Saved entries
· · · · · · ·

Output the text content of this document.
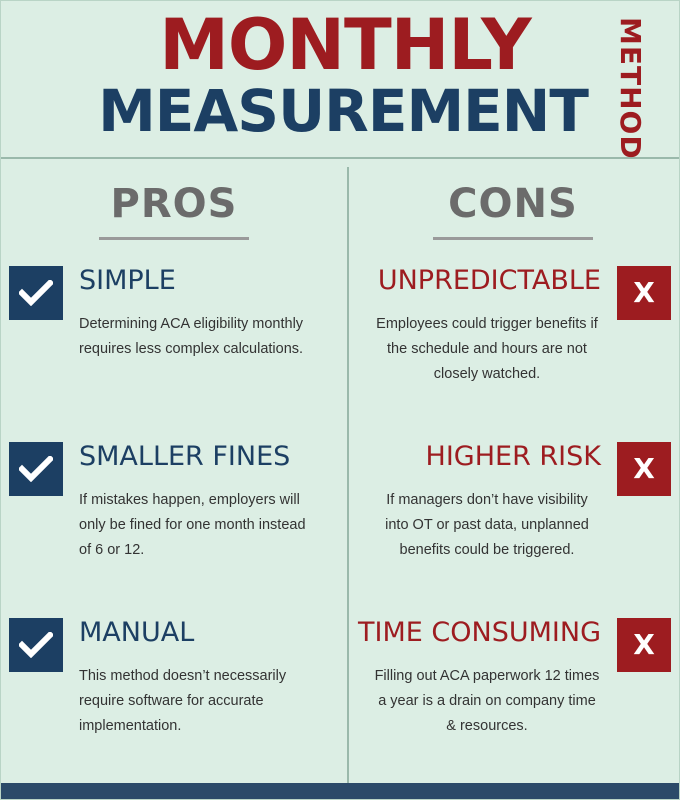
MONTHLY
MEASUREMENT METHOD
PROS
SIMPLE
Determining ACA eligibility monthly requires less complex calculations.
SMALLER FINES
If mistakes happen, employers will only be fined for one month instead of 6 or 12.
MANUAL
This method doesn’t necessarily require software for accurate implementation.
CONS
X
UNPREDICTABLE
Employees could trigger benefits if the schedule and hours are not closely watched.
X
HIGHER RISK
If managers don’t have visibility into OT or past data, unplanned benefits could be triggered.
X
TIME CONSUMING
Filling out ACA paperwork 12 times a year is a drain on company time & resources.
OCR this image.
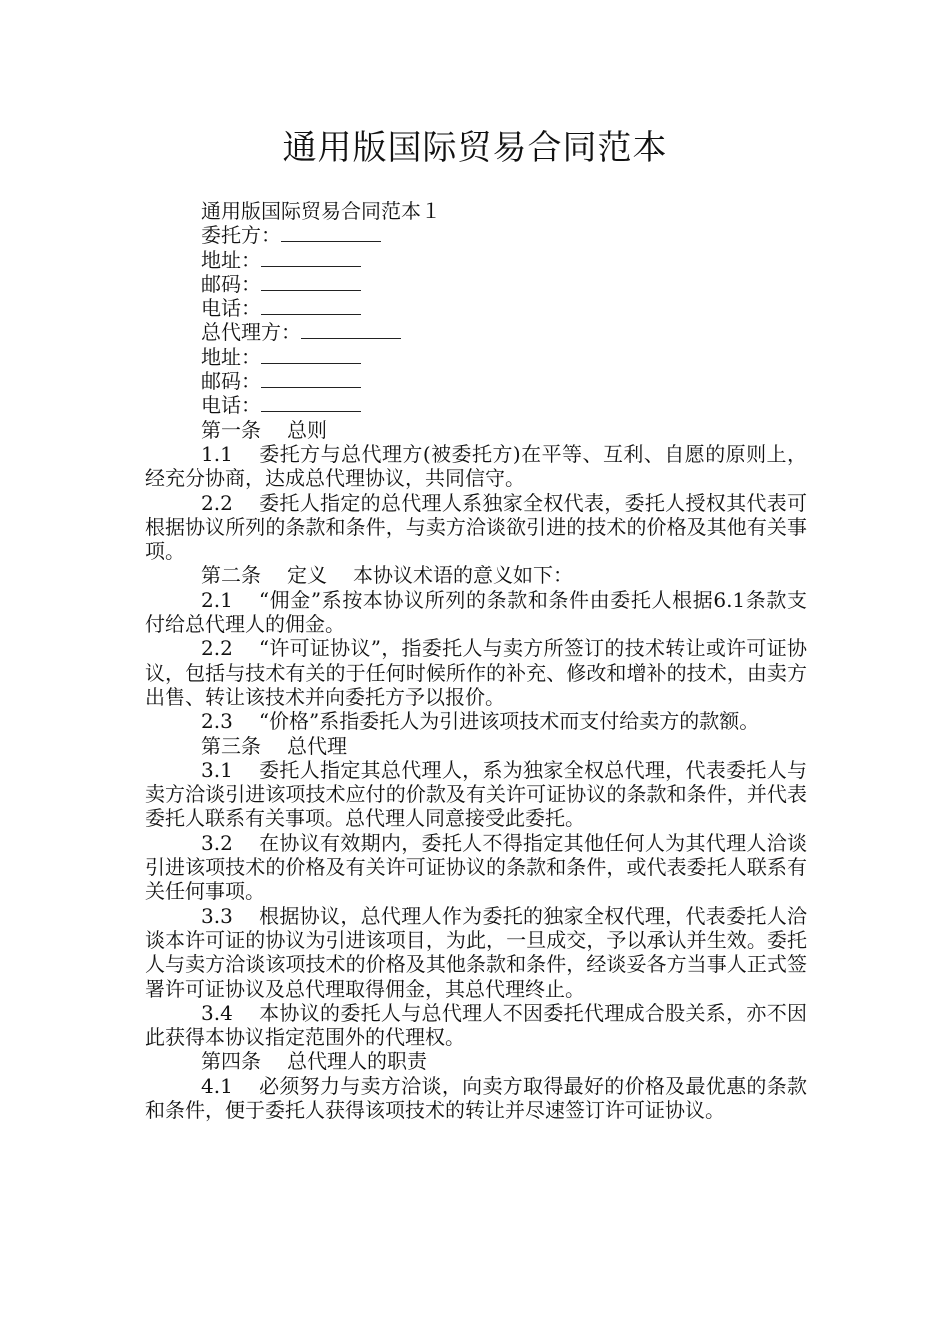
通用版国际贸易合同范本
通用版国际贸易合同范本１
委托方：
地址：
邮码：
电话：
总代理方：
地址：
邮码：
电话：
第一条 总则
1.1 委托方与总代理方(被委托方)在平等、互利、自愿的原则上，经充分协商，达成总代理协议，共同信守。
2.2 委托人指定的总代理人系独家全权代表，委托人授权其代表可根据协议所列的条款和条件，与卖方洽谈欲引进的技术的价格及其他有关事项。
第二条 定义 本协议术语的意义如下：
2.1 “佣金”系按本协议所列的条款和条件由委托人根据6.1条款支付给总代理人的佣金。
2.2 “许可证协议”，指委托人与卖方所签订的技术转让或许可证协议，包括与技术有关的于任何时候所作的补充、修改和增补的技术，由卖方出售、转让该技术并向委托方予以报价。
2.3 “价格”系指委托人为引进该项技术而支付给卖方的款额。
第三条 总代理
3.1 委托人指定其总代理人，系为独家全权总代理，代表委托人与卖方洽谈引进该项技术应付的价款及有关许可证协议的条款和条件，并代表委托人联系有关事项。总代理人同意接受此委托。
3.2 在协议有效期内，委托人不得指定其他任何人为其代理人洽谈引进该项技术的价格及有关许可证协议的条款和条件，或代表委托人联系有关任何事项。
3.3 根据协议，总代理人作为委托的独家全权代理，代表委托人洽谈本许可证的协议为引进该项目，为此，一旦成交，予以承认并生效。委托人与卖方洽谈该项技术的价格及其他条款和条件，经谈妥各方当事人正式签署许可证协议及总代理取得佣金，其总代理终止。
3.4 本协议的委托人与总代理人不因委托代理成合股关系，亦不因此获得本协议指定范围外的代理权。
第四条 总代理人的职责
4.1 必须努力与卖方洽谈，向卖方取得最好的价格及最优惠的条款和条件，便于委托人获得该项技术的转让并尽速签订许可证协议。
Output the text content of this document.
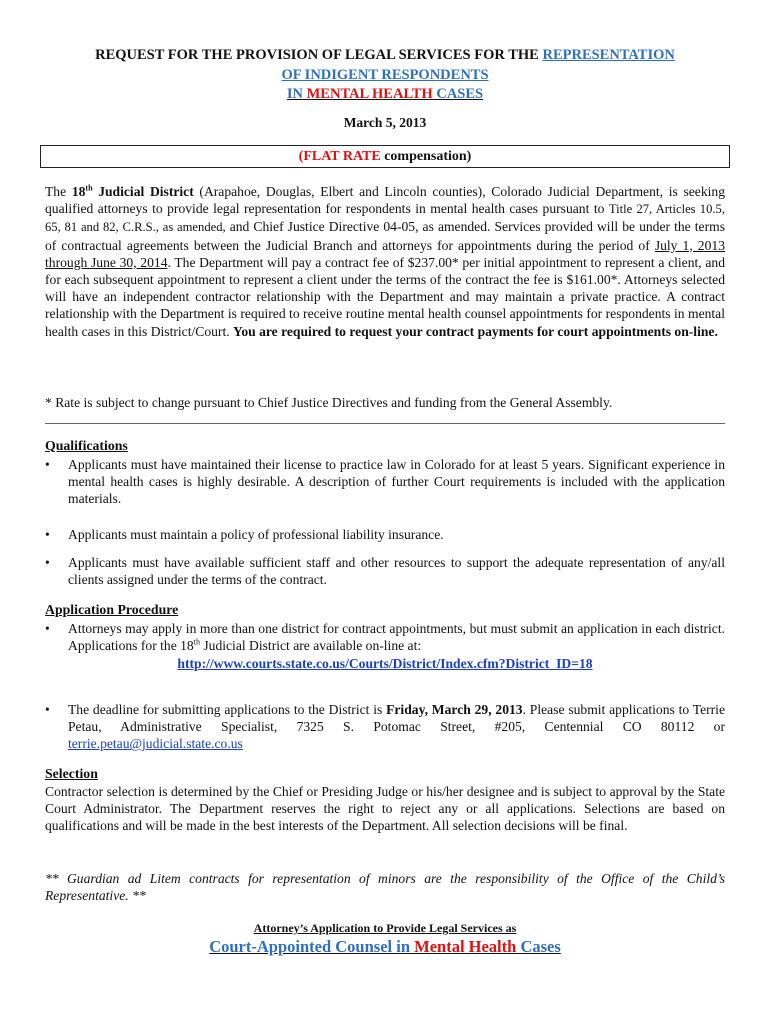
REQUEST FOR THE PROVISION OF LEGAL SERVICES FOR THE REPRESENTATION
OF INDIGENT RESPONDENTS
IN MENTAL HEALTH CASES
March 5, 2013
(FLAT RATE compensation)
The 18th Judicial District (Arapahoe, Douglas, Elbert and Lincoln counties), Colorado Judicial Department, is seeking qualified attorneys to provide legal representation for respondents in mental health cases pursuant to Title 27, Articles 10.5, 65, 81 and 82, C.R.S., as amended, and Chief Justice Directive 04-05, as amended. Services provided will be under the terms of contractual agreements between the Judicial Branch and attorneys for appointments during the period of July 1, 2013 through June 30, 2014. The Department will pay a contract fee of $237.00* per initial appointment to represent a client, and for each subsequent appointment to represent a client under the terms of the contract the fee is $161.00*. Attorneys selected will have an independent contractor relationship with the Department and may maintain a private practice. A contract relationship with the Department is required to receive routine mental health counsel appointments for respondents in mental health cases in this District/Court. You are required to request your contract payments for court appointments on-line.
* Rate is subject to change pursuant to Chief Justice Directives and funding from the General Assembly.
Qualifications
•	Applicants must have maintained their license to practice law in Colorado for at least 5 years. Significant experience in mental health cases is highly desirable. A description of further Court requirements is included with the application materials.
•	Applicants must maintain a policy of professional liability insurance.
•	Applicants must have available sufficient staff and other resources to support the adequate representation of any/all clients assigned under the terms of the contract.
Application Procedure
•	Attorneys may apply in more than one district for contract appointments, but must submit an application in each district. Applications for the 18th Judicial District are available on-line at:
http://www.courts.state.co.us/Courts/District/Index.cfm?District_ID=18
•	The deadline for submitting applications to the District is Friday, March 29, 2013. Please submit applications to Terrie Petau, Administrative Specialist, 7325 S. Potomac Street, #205, Centennial CO 80112 or terrie.petau@judicial.state.co.us
Selection
Contractor selection is determined by the Chief or Presiding Judge or his/her designee and is subject to approval by the State Court Administrator. The Department reserves the right to reject any or all applications. Selections are based on qualifications and will be made in the best interests of the Department. All selection decisions will be final.
** Guardian ad Litem contracts for representation of minors are the responsibility of the Office of the Child’s Representative. **
Attorney’s Application to Provide Legal Services as
Court-Appointed Counsel in Mental Health Cases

· · · · · · ·

What you need to do => Gather each line of the listing that holds the string "available".

Reply =>
•	Applicants must have available sufficient staff and other resources to support the adequate representation of any/all clients assigned under the terms of the contract.
•	Attorneys may apply in more than one district for contract appointments, but must submit an application in each district. Applications for the 18th Judicial District are available on-line at:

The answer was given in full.